# start of RECORDS TO PROCESS
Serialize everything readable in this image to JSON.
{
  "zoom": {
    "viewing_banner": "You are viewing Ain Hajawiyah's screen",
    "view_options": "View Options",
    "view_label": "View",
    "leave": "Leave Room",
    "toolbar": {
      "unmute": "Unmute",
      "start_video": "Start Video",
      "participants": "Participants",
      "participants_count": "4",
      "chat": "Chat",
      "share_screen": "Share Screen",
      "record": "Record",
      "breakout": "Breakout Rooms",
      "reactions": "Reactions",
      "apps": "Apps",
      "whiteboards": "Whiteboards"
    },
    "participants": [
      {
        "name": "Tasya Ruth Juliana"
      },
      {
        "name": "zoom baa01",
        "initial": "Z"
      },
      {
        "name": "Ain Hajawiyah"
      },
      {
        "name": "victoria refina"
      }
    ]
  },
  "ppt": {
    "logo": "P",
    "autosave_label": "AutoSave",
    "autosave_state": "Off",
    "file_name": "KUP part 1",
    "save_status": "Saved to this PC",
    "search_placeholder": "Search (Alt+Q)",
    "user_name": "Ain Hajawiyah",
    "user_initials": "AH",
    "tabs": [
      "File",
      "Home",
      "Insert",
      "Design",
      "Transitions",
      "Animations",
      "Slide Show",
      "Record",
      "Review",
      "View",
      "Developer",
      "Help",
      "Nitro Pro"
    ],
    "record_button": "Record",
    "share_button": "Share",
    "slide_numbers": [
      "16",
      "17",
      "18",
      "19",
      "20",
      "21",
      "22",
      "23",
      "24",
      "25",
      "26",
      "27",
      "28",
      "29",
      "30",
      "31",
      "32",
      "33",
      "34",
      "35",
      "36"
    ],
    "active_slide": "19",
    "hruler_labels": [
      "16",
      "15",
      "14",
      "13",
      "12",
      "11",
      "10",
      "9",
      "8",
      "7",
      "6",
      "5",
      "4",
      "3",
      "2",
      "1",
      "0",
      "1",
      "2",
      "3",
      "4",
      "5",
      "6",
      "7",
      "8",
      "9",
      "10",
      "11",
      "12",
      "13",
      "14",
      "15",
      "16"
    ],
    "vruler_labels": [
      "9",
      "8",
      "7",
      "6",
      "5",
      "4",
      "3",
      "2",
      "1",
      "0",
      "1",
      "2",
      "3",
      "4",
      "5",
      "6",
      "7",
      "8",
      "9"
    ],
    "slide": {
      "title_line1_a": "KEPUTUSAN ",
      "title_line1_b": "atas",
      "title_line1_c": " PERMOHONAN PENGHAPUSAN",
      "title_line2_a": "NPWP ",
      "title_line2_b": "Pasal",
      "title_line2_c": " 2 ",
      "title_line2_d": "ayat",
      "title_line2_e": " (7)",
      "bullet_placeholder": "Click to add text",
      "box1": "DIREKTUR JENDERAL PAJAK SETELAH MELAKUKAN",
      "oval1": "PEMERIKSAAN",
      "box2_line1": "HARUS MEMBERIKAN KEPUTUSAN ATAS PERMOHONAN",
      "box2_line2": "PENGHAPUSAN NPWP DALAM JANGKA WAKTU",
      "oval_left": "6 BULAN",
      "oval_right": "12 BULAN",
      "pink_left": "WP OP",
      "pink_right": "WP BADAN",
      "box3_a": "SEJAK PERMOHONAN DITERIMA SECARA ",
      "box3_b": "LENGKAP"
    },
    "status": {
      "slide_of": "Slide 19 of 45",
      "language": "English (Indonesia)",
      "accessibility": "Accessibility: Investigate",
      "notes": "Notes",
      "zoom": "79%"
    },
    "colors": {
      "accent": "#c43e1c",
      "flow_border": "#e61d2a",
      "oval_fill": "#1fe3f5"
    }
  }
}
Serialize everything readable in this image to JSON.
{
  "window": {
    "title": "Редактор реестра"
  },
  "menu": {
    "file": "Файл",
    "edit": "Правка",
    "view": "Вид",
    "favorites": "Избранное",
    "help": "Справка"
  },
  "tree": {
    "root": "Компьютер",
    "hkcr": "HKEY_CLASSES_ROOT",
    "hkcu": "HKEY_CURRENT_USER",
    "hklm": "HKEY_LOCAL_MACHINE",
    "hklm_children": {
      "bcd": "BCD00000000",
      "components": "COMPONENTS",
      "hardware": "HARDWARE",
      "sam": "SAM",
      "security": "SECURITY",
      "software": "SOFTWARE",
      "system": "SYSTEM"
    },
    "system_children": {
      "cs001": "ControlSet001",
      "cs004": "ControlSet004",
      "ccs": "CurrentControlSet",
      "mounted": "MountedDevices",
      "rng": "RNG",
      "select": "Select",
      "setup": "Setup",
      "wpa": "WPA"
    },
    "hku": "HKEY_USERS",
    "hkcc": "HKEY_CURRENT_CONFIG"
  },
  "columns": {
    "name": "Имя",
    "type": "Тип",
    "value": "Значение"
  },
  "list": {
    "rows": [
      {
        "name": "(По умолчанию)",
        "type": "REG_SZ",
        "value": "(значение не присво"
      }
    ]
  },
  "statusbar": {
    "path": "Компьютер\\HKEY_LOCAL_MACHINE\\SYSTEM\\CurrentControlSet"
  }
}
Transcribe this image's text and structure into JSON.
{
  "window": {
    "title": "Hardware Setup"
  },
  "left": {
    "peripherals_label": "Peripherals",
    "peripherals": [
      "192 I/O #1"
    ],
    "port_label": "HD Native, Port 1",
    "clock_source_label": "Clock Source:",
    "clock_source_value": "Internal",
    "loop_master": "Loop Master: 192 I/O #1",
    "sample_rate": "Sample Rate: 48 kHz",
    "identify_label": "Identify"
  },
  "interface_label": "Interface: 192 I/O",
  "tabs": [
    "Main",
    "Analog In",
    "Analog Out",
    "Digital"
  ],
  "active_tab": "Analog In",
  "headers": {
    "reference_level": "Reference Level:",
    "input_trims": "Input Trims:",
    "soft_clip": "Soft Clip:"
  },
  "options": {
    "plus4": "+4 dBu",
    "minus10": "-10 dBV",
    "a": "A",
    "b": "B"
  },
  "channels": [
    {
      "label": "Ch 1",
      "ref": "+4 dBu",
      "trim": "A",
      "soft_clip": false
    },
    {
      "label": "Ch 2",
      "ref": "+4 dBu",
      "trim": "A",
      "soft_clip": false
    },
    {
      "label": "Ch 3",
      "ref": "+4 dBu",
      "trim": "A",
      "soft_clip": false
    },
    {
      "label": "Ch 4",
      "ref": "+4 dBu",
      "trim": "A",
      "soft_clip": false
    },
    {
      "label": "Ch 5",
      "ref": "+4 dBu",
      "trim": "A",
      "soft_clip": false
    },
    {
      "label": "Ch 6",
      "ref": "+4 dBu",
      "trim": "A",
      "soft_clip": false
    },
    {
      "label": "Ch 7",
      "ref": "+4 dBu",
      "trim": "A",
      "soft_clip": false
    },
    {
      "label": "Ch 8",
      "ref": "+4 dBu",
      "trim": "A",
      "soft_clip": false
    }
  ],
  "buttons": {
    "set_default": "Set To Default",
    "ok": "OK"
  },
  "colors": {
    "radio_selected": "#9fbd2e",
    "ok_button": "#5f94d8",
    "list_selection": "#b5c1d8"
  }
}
# end of RECORDS TO PROCESS
» **EXERCISE PROMPT**:
Using the data above, reproduce every line exactly.

» **ANSWER FOR THIS EXERCISE**:
Serialize everything readable in this image to JSON.
{
  "zoom": {
    "viewing_banner": "You are viewing Ain Hajawiyah's screen",
    "view_options": "View Options",
    "view_label": "View",
    "leave": "Leave Room",
    "toolbar": {
      "unmute": "Unmute",
      "start_video": "Start Video",
      "participants": "Participants",
      "participants_count": "4",
      "chat": "Chat",
      "share_screen": "Share Screen",
      "record": "Record",
      "breakout": "Breakout Rooms",
      "reactions": "Reactions",
      "apps": "Apps",
      "whiteboards": "Whiteboards"
    },
    "participants": [
      {
        "name": "Tasya Ruth Juliana"
      },
      {
        "name": "zoom baa01",
        "initial": "Z"
      },
      {
        "name": "Ain Hajawiyah"
      },
      {
        "name": "victoria refina"
      }
    ]
  },
  "ppt": {
    "logo": "P",
    "autosave_label": "AutoSave",
    "autosave_state": "Off",
    "file_name": "KUP part 1",
    "save_status": "Saved to this PC",
    "search_placeholder": "Search (Alt+Q)",
    "user_name": "Ain Hajawiyah",
    "user_initials": "AH",
    "tabs": [
      "File",
      "Home",
      "Insert",
      "Design",
      "Transitions",
      "Animations",
      "Slide Show",
      "Record",
      "Review",
      "View",
      "Developer",
      "Help",
      "Nitro Pro"
    ],
    "record_button": "Record",
    "share_button": "Share",
    "slide_numbers": [
      "16",
      "17",
      "18",
      "19",
      "20",
      "21",
      "22",
      "23",
      "24",
      "25",
      "26",
      "27",
      "28",
      "29",
      "30",
      "31",
      "32",
      "33",
      "34",
      "35",
      "36"
    ],
    "active_slide": "19",
    "hruler_labels": [
      "16",
      "15",
      "14",
      "13",
      "12",
      "11",
      "10",
      "9",
      "8",
      "7",
      "6",
      "5",
      "4",
      "3",
      "2",
      "1",
      "0",
      "1",
      "2",
      "3",
      "4",
      "5",
      "6",
      "7",
      "8",
      "9",
      "10",
      "11",
      "12",
      "13",
      "14",
      "15",
      "16"
    ],
    "vruler_labels": [
      "9",
      "8",
      "7",
      "6",
      "5",
      "4",
      "3",
      "2",
      "1",
      "0",
      "1",
      "2",
      "3",
      "4",
      "5",
      "6",
      "7",
      "8",
      "9"
    ],
    "slide": {
      "title_line1_a": "KEPUTUSAN ",
      "title_line1_b": "atas",
      "title_line1_c": " PERMOHONAN PENGHAPUSAN",
      "title_line2_a": "NPWP ",
      "title_line2_b": "Pasal",
      "title_line2_c": " 2 ",
      "title_line2_d": "ayat",
      "title_line2_e": " (7)",
      "bullet_placeholder": "Click to add text",
      "box1": "DIREKTUR JENDERAL PAJAK SETELAH MELAKUKAN",
      "oval1": "PEMERIKSAAN",
      "box2_line1": "HARUS MEMBERIKAN KEPUTUSAN ATAS PERMOHONAN",
      "box2_line2": "PENGHAPUSAN NPWP DALAM JANGKA WAKTU",
      "oval_left": "6 BULAN",
      "oval_right": "12 BULAN",
      "pink_left": "WP OP",
      "pink_right": "WP BADAN",
      "box3_a": "SEJAK PERMOHONAN DITERIMA SECARA ",
      "box3_b": "LENGKAP"
    },
    "status": {
      "slide_of": "Slide 19 of 45",
      "language": "English (Indonesia)",
      "accessibility": "Accessibility: Investigate",
      "notes": "Notes",
      "zoom": "79%"
    },
    "colors": {
      "accent": "#c43e1c",
      "flow_border": "#e61d2a",
      "oval_fill": "#1fe3f5"
    }
  }
}
Serialize everything readable in this image to JSON.
{
  "window": {
    "title": "Редактор реестра"
  },
  "menu": {
    "file": "Файл",
    "edit": "Правка",
    "view": "Вид",
    "favorites": "Избранное",
    "help": "Справка"
  },
  "tree": {
    "root": "Компьютер",
    "hkcr": "HKEY_CLASSES_ROOT",
    "hkcu": "HKEY_CURRENT_USER",
    "hklm": "HKEY_LOCAL_MACHINE",
    "hklm_children": {
      "bcd": "BCD00000000",
      "components": "COMPONENTS",
      "hardware": "HARDWARE",
      "sam": "SAM",
      "security": "SECURITY",
      "software": "SOFTWARE",
      "system": "SYSTEM"
    },
    "system_children": {
      "cs001": "ControlSet001",
      "cs004": "ControlSet004",
      "ccs": "CurrentControlSet",
      "mounted": "MountedDevices",
      "rng": "RNG",
      "select": "Select",
      "setup": "Setup",
      "wpa": "WPA"
    },
    "hku": "HKEY_USERS",
    "hkcc": "HKEY_CURRENT_CONFIG"
  },
  "columns": {
    "name": "Имя",
    "type": "Тип",
    "value": "Значение"
  },
  "list": {
    "rows": [
      {
        "name": "(По умолчанию)",
        "type": "REG_SZ",
        "value": "(значение не присво"
      }
    ]
  },
  "statusbar": {
    "path": "Компьютер\\HKEY_LOCAL_MACHINE\\SYSTEM\\CurrentControlSet"
  }
}
Transcribe this image's text and structure into JSON.
{
  "window": {
    "title": "Hardware Setup"
  },
  "left": {
    "peripherals_label": "Peripherals",
    "peripherals": [
      "192 I/O #1"
    ],
    "port_label": "HD Native, Port 1",
    "clock_source_label": "Clock Source:",
    "clock_source_value": "Internal",
    "loop_master": "Loop Master: 192 I/O #1",
    "sample_rate": "Sample Rate: 48 kHz",
    "identify_label": "Identify"
  },
  "interface_label": "Interface: 192 I/O",
  "tabs": [
    "Main",
    "Analog In",
    "Analog Out",
    "Digital"
  ],
  "active_tab": "Analog In",
  "headers": {
    "reference_level": "Reference Level:",
    "input_trims": "Input Trims:",
    "soft_clip": "Soft Clip:"
  },
  "options": {
    "plus4": "+4 dBu",
    "minus10": "-10 dBV",
    "a": "A",
    "b": "B"
  },
  "channels": [
    {
      "label": "Ch 1",
      "ref": "+4 dBu",
      "trim": "A",
      "soft_clip": false
    },
    {
      "label": "Ch 2",
      "ref": "+4 dBu",
      "trim": "A",
      "soft_clip": false
    },
    {
      "label": "Ch 3",
      "ref": "+4 dBu",
      "trim": "A",
      "soft_clip": false
    },
    {
      "label": "Ch 4",
      "ref": "+4 dBu",
      "trim": "A",
      "soft_clip": false
    },
    {
      "label": "Ch 5",
      "ref": "+4 dBu",
      "trim": "A",
      "soft_clip": false
    },
    {
      "label": "Ch 6",
      "ref": "+4 dBu",
      "trim": "A",
      "soft_clip": false
    },
    {
      "label": "Ch 7",
      "ref": "+4 dBu",
      "trim": "A",
      "soft_clip": false
    },
    {
      "label": "Ch 8",
      "ref": "+4 dBu",
      "trim": "A",
      "soft_clip": false
    }
  ],
  "buttons": {
    "set_default": "Set To Default",
    "ok": "OK"
  },
  "colors": {
    "radio_selected": "#9fbd2e",
    "ok_button": "#5f94d8",
    "list_selection": "#b5c1d8"
  }
}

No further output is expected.